• AVAILABLE DATA:
☆ ☆ ☆ ☆ ☆
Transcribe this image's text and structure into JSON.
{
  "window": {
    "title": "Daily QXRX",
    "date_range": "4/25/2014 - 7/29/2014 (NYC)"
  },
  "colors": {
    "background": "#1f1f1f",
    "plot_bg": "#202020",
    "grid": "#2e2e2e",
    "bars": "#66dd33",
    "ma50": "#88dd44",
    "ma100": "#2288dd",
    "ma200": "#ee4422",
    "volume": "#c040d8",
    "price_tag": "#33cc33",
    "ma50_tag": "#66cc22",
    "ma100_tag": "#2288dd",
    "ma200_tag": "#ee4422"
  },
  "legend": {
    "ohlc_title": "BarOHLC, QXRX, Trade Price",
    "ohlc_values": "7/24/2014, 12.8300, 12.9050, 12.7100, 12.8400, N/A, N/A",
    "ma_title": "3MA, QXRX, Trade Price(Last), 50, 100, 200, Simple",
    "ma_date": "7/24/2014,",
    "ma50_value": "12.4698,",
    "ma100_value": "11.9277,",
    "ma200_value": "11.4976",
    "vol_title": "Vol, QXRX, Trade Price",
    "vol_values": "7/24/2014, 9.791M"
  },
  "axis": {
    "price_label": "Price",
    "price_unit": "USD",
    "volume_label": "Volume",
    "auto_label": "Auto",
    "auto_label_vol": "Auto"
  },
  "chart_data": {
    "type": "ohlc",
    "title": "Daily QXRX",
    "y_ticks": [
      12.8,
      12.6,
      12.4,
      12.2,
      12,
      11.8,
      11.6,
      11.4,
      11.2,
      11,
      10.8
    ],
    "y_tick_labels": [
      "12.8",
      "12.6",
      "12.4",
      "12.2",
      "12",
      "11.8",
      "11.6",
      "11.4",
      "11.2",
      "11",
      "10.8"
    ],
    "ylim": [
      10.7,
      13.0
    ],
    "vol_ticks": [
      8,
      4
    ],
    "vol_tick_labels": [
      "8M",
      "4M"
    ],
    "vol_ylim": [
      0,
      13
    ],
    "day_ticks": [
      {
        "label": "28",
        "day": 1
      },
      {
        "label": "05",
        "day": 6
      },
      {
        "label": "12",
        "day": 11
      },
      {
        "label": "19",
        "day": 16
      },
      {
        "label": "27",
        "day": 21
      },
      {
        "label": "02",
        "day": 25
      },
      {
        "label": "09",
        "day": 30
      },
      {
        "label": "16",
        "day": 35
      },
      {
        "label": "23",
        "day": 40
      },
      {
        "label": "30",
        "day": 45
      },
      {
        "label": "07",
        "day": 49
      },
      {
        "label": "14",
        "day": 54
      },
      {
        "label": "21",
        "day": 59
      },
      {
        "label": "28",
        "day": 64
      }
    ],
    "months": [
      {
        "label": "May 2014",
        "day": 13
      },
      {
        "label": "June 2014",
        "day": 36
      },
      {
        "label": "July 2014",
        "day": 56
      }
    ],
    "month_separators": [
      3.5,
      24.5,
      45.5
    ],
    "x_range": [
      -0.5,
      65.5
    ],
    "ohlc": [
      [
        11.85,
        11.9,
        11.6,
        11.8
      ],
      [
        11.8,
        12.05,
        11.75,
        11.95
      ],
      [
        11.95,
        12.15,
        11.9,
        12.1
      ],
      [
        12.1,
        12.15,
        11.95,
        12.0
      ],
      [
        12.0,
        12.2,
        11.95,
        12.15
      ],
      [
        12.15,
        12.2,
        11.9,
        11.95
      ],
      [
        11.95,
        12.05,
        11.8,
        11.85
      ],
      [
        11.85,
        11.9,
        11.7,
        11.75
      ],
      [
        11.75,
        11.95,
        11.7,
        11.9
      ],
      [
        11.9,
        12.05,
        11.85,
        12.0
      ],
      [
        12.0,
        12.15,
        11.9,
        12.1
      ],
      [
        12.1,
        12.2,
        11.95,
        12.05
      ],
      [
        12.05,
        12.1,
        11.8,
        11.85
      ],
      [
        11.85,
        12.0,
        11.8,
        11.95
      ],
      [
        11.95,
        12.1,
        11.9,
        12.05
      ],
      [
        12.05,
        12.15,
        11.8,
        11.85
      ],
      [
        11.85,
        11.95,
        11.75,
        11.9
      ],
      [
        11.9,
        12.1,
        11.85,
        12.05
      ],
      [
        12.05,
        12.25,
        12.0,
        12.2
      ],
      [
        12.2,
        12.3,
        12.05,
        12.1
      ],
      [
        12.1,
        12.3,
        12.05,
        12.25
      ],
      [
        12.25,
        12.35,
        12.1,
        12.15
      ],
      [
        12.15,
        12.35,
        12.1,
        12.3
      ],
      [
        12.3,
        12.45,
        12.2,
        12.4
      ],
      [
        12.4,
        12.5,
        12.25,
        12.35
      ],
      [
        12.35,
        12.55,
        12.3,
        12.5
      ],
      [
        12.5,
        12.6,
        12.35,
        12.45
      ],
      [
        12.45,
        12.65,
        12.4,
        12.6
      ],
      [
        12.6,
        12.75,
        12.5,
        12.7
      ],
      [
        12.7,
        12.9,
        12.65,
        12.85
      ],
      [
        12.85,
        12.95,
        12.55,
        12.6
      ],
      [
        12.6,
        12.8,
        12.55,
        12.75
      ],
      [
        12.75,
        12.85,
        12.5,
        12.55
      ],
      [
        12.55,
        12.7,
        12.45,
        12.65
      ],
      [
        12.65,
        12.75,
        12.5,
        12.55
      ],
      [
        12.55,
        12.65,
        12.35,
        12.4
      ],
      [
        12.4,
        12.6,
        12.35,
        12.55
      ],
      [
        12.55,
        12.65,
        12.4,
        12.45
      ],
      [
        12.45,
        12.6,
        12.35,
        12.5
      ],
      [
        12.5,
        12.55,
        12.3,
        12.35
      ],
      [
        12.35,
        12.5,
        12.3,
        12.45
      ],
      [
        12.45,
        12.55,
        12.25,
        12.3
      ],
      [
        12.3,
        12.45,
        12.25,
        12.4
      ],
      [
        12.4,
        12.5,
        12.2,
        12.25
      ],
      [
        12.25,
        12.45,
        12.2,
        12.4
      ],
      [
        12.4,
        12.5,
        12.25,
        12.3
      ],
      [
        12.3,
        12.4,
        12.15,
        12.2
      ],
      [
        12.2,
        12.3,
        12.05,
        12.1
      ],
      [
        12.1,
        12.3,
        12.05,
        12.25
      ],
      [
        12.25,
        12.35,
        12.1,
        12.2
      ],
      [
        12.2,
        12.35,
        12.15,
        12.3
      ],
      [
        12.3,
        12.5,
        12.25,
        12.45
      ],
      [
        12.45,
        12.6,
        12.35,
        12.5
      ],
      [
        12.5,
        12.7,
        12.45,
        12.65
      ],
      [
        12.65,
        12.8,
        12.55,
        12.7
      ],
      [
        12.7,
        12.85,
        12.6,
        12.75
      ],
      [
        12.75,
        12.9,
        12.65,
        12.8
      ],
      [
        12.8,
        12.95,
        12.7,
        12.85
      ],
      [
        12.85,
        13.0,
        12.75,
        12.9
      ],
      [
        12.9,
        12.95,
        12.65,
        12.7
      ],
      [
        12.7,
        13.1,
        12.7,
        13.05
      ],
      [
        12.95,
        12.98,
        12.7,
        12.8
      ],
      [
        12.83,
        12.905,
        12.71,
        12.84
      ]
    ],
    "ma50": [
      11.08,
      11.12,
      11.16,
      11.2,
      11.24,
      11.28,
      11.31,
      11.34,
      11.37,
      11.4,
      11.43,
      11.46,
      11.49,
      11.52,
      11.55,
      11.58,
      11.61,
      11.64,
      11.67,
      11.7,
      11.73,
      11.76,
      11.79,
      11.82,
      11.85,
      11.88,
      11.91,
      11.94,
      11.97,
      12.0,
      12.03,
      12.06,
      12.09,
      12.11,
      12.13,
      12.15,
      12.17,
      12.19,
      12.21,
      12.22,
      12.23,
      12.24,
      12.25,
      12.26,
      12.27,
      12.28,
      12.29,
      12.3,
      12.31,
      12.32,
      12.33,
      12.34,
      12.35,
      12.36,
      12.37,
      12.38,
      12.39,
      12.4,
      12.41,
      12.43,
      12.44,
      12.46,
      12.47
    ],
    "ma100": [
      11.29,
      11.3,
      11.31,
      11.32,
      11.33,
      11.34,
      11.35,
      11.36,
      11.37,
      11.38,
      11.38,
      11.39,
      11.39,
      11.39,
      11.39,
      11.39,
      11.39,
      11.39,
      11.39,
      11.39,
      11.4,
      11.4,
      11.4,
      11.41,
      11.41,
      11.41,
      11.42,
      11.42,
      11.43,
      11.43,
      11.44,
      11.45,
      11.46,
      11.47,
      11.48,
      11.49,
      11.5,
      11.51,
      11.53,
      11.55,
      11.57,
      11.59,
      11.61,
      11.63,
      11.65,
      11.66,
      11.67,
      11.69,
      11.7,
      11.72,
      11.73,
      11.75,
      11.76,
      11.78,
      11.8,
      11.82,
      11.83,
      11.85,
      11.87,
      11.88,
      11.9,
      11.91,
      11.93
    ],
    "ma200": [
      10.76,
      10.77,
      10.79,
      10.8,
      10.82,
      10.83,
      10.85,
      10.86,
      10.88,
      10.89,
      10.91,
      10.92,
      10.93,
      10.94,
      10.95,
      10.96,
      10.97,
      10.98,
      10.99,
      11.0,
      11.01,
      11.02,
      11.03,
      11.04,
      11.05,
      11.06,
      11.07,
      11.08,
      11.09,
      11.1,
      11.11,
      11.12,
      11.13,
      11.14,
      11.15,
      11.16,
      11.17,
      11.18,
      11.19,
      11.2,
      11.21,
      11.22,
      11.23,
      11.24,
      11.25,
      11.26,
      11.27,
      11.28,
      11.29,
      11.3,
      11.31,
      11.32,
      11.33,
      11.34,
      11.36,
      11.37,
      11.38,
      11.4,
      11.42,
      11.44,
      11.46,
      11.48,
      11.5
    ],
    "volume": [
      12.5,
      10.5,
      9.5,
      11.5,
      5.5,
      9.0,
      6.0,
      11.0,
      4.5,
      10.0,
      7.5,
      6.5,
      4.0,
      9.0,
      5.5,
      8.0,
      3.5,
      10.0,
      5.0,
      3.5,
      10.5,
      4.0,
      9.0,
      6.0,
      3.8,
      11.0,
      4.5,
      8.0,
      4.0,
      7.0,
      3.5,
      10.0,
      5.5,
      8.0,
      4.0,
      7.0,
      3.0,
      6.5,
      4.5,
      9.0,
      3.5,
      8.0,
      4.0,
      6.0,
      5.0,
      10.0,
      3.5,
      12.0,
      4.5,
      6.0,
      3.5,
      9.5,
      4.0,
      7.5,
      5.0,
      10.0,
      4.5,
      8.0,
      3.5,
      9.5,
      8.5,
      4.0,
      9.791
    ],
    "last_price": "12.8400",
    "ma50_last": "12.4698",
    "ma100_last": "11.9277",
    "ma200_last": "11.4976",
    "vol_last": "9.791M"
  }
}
☆ ☆ ☆ ☆ ☆
Collect each line containing the string "QXRX".

• RESULT OF THE EXERCISE:
    "title": "Daily QXRX",
    "ohlc_title": "BarOHLC, QXRX, Trade Price",
    "ma_title": "3MA, QXRX, Trade Price(Last), 50, 100, 200, Simple",
    "vol_title": "Vol, QXRX, Trade Price",
    "title": "Daily QXRX",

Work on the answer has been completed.